§ Your objective: Reproduce the listing exactly, with no pictures in your copy.

§ Record extracts:
# # # # #
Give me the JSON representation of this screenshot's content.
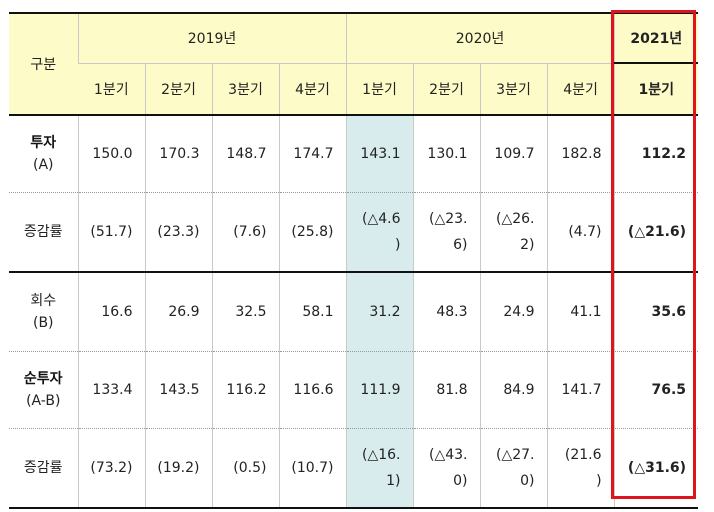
{
  "header": {
    "category": "구분",
    "year_2019": "2019년",
    "year_2020": "2020년",
    "year_2021": "2021년",
    "quarters_2019": [
      "1분기",
      "2분기",
      "3분기",
      "4분기"
    ],
    "quarters_2020": [
      "1분기",
      "2분기",
      "3분기",
      "4분기"
    ],
    "quarter_2021": "1분기"
  },
  "rows": [
    {
      "label_line1": "투자",
      "label_line2": "(A)",
      "cells_2019": [
        "150.0",
        "170.3",
        "148.7",
        "174.7"
      ],
      "cells_2020": [
        "143.1",
        "130.1",
        "109.7",
        "182.8"
      ],
      "cell_2021": "112.2"
    },
    {
      "label_line1": "증감률",
      "cells_2019": [
        "(51.7)",
        "(23.3)",
        "(7.6)",
        "(25.8)"
      ],
      "cells_2020_l1": [
        "(△4.6",
        "(△23.",
        "(△26.",
        "(4.7)"
      ],
      "cells_2020_l2": [
        ")",
        "6)",
        "2)",
        ""
      ],
      "cell_2021": "(△21.6)"
    },
    {
      "label_line1": "회수",
      "label_line2": "(B)",
      "cells_2019": [
        "16.6",
        "26.9",
        "32.5",
        "58.1"
      ],
      "cells_2020": [
        "31.2",
        "48.3",
        "24.9",
        "41.1"
      ],
      "cell_2021": "35.6"
    },
    {
      "label_line1": "순투자",
      "label_line2": "(A-B)",
      "cells_2019": [
        "133.4",
        "143.5",
        "116.2",
        "116.6"
      ],
      "cells_2020": [
        "111.9",
        "81.8",
        "84.9",
        "141.7"
      ],
      "cell_2021": "76.5"
    },
    {
      "label_line1": "증감률",
      "cells_2019": [
        "(73.2)",
        "(19.2)",
        "(0.5)",
        "(10.7)"
      ],
      "cells_2020_l1": [
        "(△16.",
        "(△43.",
        "(△27.",
        "(21.6"
      ],
      "cells_2020_l2": [
        "1)",
        "0)",
        "0)",
        ")"
      ],
      "cell_2021": "(△31.6)"
    }
  ]
}
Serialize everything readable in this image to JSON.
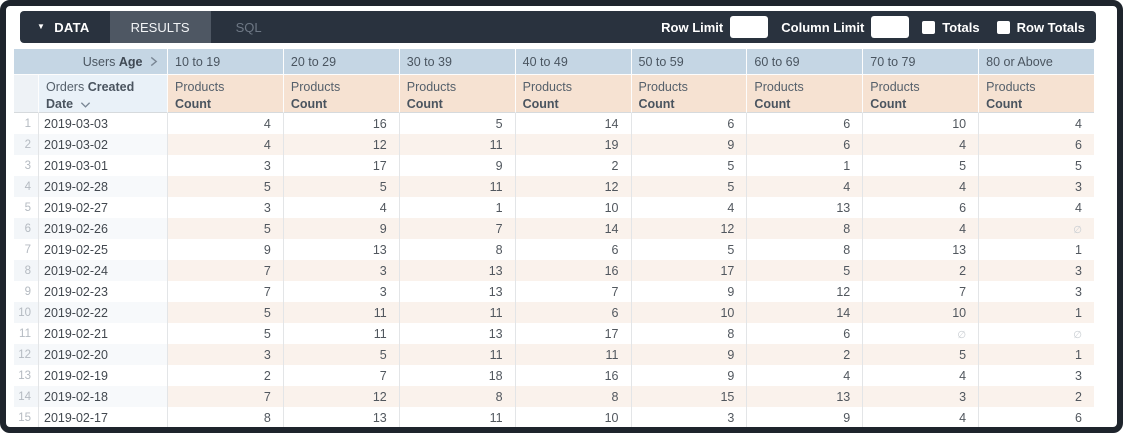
{
  "toolbar": {
    "data_tab": "DATA",
    "results_tab": "RESULTS",
    "sql_tab": "SQL",
    "row_limit_label": "Row Limit",
    "row_limit_value": "",
    "column_limit_label": "Column Limit",
    "column_limit_value": "",
    "totals_label": "Totals",
    "totals_checked": false,
    "row_totals_label": "Row Totals",
    "row_totals_checked": false
  },
  "table": {
    "users_label": "Users",
    "age_label": "Age",
    "orders_label": "Orders",
    "created_label": "Created",
    "date_label": "Date",
    "measure": {
      "regular": "Products",
      "bold": "Count"
    },
    "age_buckets": [
      "10 to 19",
      "20 to 29",
      "30 to 39",
      "40 to 49",
      "50 to 59",
      "60 to 69",
      "70 to 79",
      "80 or Above"
    ],
    "null_symbol": "∅",
    "rows": [
      {
        "index": "1",
        "date": "2019-03-03",
        "values": [
          4,
          16,
          5,
          14,
          6,
          6,
          10,
          4
        ]
      },
      {
        "index": "2",
        "date": "2019-03-02",
        "values": [
          4,
          12,
          11,
          19,
          9,
          6,
          4,
          6
        ]
      },
      {
        "index": "3",
        "date": "2019-03-01",
        "values": [
          3,
          17,
          9,
          2,
          5,
          1,
          5,
          5
        ]
      },
      {
        "index": "4",
        "date": "2019-02-28",
        "values": [
          5,
          5,
          11,
          12,
          5,
          4,
          4,
          3
        ]
      },
      {
        "index": "5",
        "date": "2019-02-27",
        "values": [
          3,
          4,
          1,
          10,
          4,
          13,
          6,
          4
        ]
      },
      {
        "index": "6",
        "date": "2019-02-26",
        "values": [
          5,
          9,
          7,
          14,
          12,
          8,
          4,
          null
        ]
      },
      {
        "index": "7",
        "date": "2019-02-25",
        "values": [
          9,
          13,
          8,
          6,
          5,
          8,
          13,
          1
        ]
      },
      {
        "index": "8",
        "date": "2019-02-24",
        "values": [
          7,
          3,
          13,
          16,
          17,
          5,
          2,
          3
        ]
      },
      {
        "index": "9",
        "date": "2019-02-23",
        "values": [
          7,
          3,
          13,
          7,
          9,
          12,
          7,
          3
        ]
      },
      {
        "index": "10",
        "date": "2019-02-22",
        "values": [
          5,
          11,
          11,
          6,
          10,
          14,
          10,
          1
        ]
      },
      {
        "index": "11",
        "date": "2019-02-21",
        "values": [
          5,
          11,
          13,
          17,
          8,
          6,
          null,
          null
        ]
      },
      {
        "index": "12",
        "date": "2019-02-20",
        "values": [
          3,
          5,
          11,
          11,
          9,
          2,
          5,
          1
        ]
      },
      {
        "index": "13",
        "date": "2019-02-19",
        "values": [
          2,
          7,
          18,
          16,
          9,
          4,
          4,
          3
        ]
      },
      {
        "index": "14",
        "date": "2019-02-18",
        "values": [
          7,
          12,
          8,
          8,
          15,
          13,
          3,
          2
        ]
      },
      {
        "index": "15",
        "date": "2019-02-17",
        "values": [
          8,
          13,
          11,
          10,
          3,
          9,
          4,
          6
        ]
      }
    ]
  },
  "colors": {
    "toolbar_bg": "#29323e",
    "results_tab_bg": "#4e5763",
    "pivot_header_blue": "#c5d6e4",
    "row_dim_blue": "#e9f1f8",
    "measure_peach": "#f6e2d2",
    "stripe_blue": "#f7f9fb",
    "stripe_peach": "#faf2ec"
  }
}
# # # # #
§ Exercise solution:
Give me the JSON representation of this screenshot's content.
{
  "header": {
    "category": "구분",
    "year_2019": "2019년",
    "year_2020": "2020년",
    "year_2021": "2021년",
    "quarters_2019": [
      "1분기",
      "2분기",
      "3분기",
      "4분기"
    ],
    "quarters_2020": [
      "1분기",
      "2분기",
      "3분기",
      "4분기"
    ],
    "quarter_2021": "1분기"
  },
  "rows": [
    {
      "label_line1": "투자",
      "label_line2": "(A)",
      "cells_2019": [
        "150.0",
        "170.3",
        "148.7",
        "174.7"
      ],
      "cells_2020": [
        "143.1",
        "130.1",
        "109.7",
        "182.8"
      ],
      "cell_2021": "112.2"
    },
    {
      "label_line1": "증감률",
      "cells_2019": [
        "(51.7)",
        "(23.3)",
        "(7.6)",
        "(25.8)"
      ],
      "cells_2020_l1": [
        "(△4.6",
        "(△23.",
        "(△26.",
        "(4.7)"
      ],
      "cells_2020_l2": [
        ")",
        "6)",
        "2)",
        ""
      ],
      "cell_2021": "(△21.6)"
    },
    {
      "label_line1": "회수",
      "label_line2": "(B)",
      "cells_2019": [
        "16.6",
        "26.9",
        "32.5",
        "58.1"
      ],
      "cells_2020": [
        "31.2",
        "48.3",
        "24.9",
        "41.1"
      ],
      "cell_2021": "35.6"
    },
    {
      "label_line1": "순투자",
      "label_line2": "(A-B)",
      "cells_2019": [
        "133.4",
        "143.5",
        "116.2",
        "116.6"
      ],
      "cells_2020": [
        "111.9",
        "81.8",
        "84.9",
        "141.7"
      ],
      "cell_2021": "76.5"
    },
    {
      "label_line1": "증감률",
      "cells_2019": [
        "(73.2)",
        "(19.2)",
        "(0.5)",
        "(10.7)"
      ],
      "cells_2020_l1": [
        "(△16.",
        "(△43.",
        "(△27.",
        "(21.6"
      ],
      "cells_2020_l2": [
        "1)",
        "0)",
        "0)",
        ")"
      ],
      "cell_2021": "(△31.6)"
    }
  ]
}
Serialize everything readable in this image to JSON.
{
  "toolbar": {
    "data_tab": "DATA",
    "results_tab": "RESULTS",
    "sql_tab": "SQL",
    "row_limit_label": "Row Limit",
    "row_limit_value": "",
    "column_limit_label": "Column Limit",
    "column_limit_value": "",
    "totals_label": "Totals",
    "totals_checked": false,
    "row_totals_label": "Row Totals",
    "row_totals_checked": false
  },
  "table": {
    "users_label": "Users",
    "age_label": "Age",
    "orders_label": "Orders",
    "created_label": "Created",
    "date_label": "Date",
    "measure": {
      "regular": "Products",
      "bold": "Count"
    },
    "age_buckets": [
      "10 to 19",
      "20 to 29",
      "30 to 39",
      "40 to 49",
      "50 to 59",
      "60 to 69",
      "70 to 79",
      "80 or Above"
    ],
    "null_symbol": "∅",
    "rows": [
      {
        "index": "1",
        "date": "2019-03-03",
        "values": [
          4,
          16,
          5,
          14,
          6,
          6,
          10,
          4
        ]
      },
      {
        "index": "2",
        "date": "2019-03-02",
        "values": [
          4,
          12,
          11,
          19,
          9,
          6,
          4,
          6
        ]
      },
      {
        "index": "3",
        "date": "2019-03-01",
        "values": [
          3,
          17,
          9,
          2,
          5,
          1,
          5,
          5
        ]
      },
      {
        "index": "4",
        "date": "2019-02-28",
        "values": [
          5,
          5,
          11,
          12,
          5,
          4,
          4,
          3
        ]
      },
      {
        "index": "5",
        "date": "2019-02-27",
        "values": [
          3,
          4,
          1,
          10,
          4,
          13,
          6,
          4
        ]
      },
      {
        "index": "6",
        "date": "2019-02-26",
        "values": [
          5,
          9,
          7,
          14,
          12,
          8,
          4,
          null
        ]
      },
      {
        "index": "7",
        "date": "2019-02-25",
        "values": [
          9,
          13,
          8,
          6,
          5,
          8,
          13,
          1
        ]
      },
      {
        "index": "8",
        "date": "2019-02-24",
        "values": [
          7,
          3,
          13,
          16,
          17,
          5,
          2,
          3
        ]
      },
      {
        "index": "9",
        "date": "2019-02-23",
        "values": [
          7,
          3,
          13,
          7,
          9,
          12,
          7,
          3
        ]
      },
      {
        "index": "10",
        "date": "2019-02-22",
        "values": [
          5,
          11,
          11,
          6,
          10,
          14,
          10,
          1
        ]
      },
      {
        "index": "11",
        "date": "2019-02-21",
        "values": [
          5,
          11,
          13,
          17,
          8,
          6,
          null,
          null
        ]
      },
      {
        "index": "12",
        "date": "2019-02-20",
        "values": [
          3,
          5,
          11,
          11,
          9,
          2,
          5,
          1
        ]
      },
      {
        "index": "13",
        "date": "2019-02-19",
        "values": [
          2,
          7,
          18,
          16,
          9,
          4,
          4,
          3
        ]
      },
      {
        "index": "14",
        "date": "2019-02-18",
        "values": [
          7,
          12,
          8,
          8,
          15,
          13,
          3,
          2
        ]
      },
      {
        "index": "15",
        "date": "2019-02-17",
        "values": [
          8,
          13,
          11,
          10,
          3,
          9,
          4,
          6
        ]
      }
    ]
  },
  "colors": {
    "toolbar_bg": "#29323e",
    "results_tab_bg": "#4e5763",
    "pivot_header_blue": "#c5d6e4",
    "row_dim_blue": "#e9f1f8",
    "measure_peach": "#f6e2d2",
    "stripe_blue": "#f7f9fb",
    "stripe_peach": "#faf2ec"
  }
}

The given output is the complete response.